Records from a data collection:
>> start

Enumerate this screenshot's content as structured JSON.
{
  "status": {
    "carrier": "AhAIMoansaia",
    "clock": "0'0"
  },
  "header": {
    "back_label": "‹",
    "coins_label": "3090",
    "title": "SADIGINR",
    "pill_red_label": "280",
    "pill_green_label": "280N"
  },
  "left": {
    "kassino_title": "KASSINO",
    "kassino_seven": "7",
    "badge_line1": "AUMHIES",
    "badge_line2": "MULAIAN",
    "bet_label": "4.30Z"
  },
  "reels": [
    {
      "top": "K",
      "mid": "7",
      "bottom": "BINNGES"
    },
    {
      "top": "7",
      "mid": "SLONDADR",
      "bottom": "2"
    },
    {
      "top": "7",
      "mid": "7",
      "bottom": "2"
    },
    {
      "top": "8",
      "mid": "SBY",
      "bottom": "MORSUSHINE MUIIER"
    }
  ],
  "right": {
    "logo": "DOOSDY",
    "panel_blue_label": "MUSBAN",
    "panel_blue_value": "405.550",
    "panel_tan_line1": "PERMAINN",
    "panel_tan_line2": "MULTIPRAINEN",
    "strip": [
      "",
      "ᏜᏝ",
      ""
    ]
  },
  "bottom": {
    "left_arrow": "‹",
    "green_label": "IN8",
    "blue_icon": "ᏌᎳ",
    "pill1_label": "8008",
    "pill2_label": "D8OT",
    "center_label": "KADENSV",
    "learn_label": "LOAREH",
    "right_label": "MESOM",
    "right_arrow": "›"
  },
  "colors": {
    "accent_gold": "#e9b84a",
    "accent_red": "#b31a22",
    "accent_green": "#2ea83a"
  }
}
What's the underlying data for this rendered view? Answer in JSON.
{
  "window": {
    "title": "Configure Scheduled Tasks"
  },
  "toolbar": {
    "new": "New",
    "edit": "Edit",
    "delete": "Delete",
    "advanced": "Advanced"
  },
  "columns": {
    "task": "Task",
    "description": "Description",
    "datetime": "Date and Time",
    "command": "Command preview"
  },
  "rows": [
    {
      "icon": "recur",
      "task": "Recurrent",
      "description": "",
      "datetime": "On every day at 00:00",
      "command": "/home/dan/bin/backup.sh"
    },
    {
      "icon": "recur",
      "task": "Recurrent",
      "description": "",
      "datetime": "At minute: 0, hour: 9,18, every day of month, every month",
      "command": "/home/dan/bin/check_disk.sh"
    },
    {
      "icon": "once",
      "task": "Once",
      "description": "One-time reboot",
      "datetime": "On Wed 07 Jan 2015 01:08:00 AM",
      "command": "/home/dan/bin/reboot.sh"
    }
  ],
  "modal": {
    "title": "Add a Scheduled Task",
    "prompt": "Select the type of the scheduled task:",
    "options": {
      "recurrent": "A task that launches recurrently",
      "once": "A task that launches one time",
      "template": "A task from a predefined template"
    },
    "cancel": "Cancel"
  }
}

>> end

▶ _Direction_:
All lines from the one containing "What's the underlying" through the end of the records, both ends included, are to be quoted exactly; please add nothing else.

▶ _Problem solution_:
What's the underlying data for this rendered view? Answer in JSON.
{
  "window": {
    "title": "Configure Scheduled Tasks"
  },
  "toolbar": {
    "new": "New",
    "edit": "Edit",
    "delete": "Delete",
    "advanced": "Advanced"
  },
  "columns": {
    "task": "Task",
    "description": "Description",
    "datetime": "Date and Time",
    "command": "Command preview"
  },
  "rows": [
    {
      "icon": "recur",
      "task": "Recurrent",
      "description": "",
      "datetime": "On every day at 00:00",
      "command": "/home/dan/bin/backup.sh"
    },
    {
      "icon": "recur",
      "task": "Recurrent",
      "description": "",
      "datetime": "At minute: 0, hour: 9,18, every day of month, every month",
      "command": "/home/dan/bin/check_disk.sh"
    },
    {
      "icon": "once",
      "task": "Once",
      "description": "One-time reboot",
      "datetime": "On Wed 07 Jan 2015 01:08:00 AM",
      "command": "/home/dan/bin/reboot.sh"
    }
  ],
  "modal": {
    "title": "Add a Scheduled Task",
    "prompt": "Select the type of the scheduled task:",
    "options": {
      "recurrent": "A task that launches recurrently",
      "once": "A task that launches one time",
      "template": "A task from a predefined template"
    },
    "cancel": "Cancel"
  }
}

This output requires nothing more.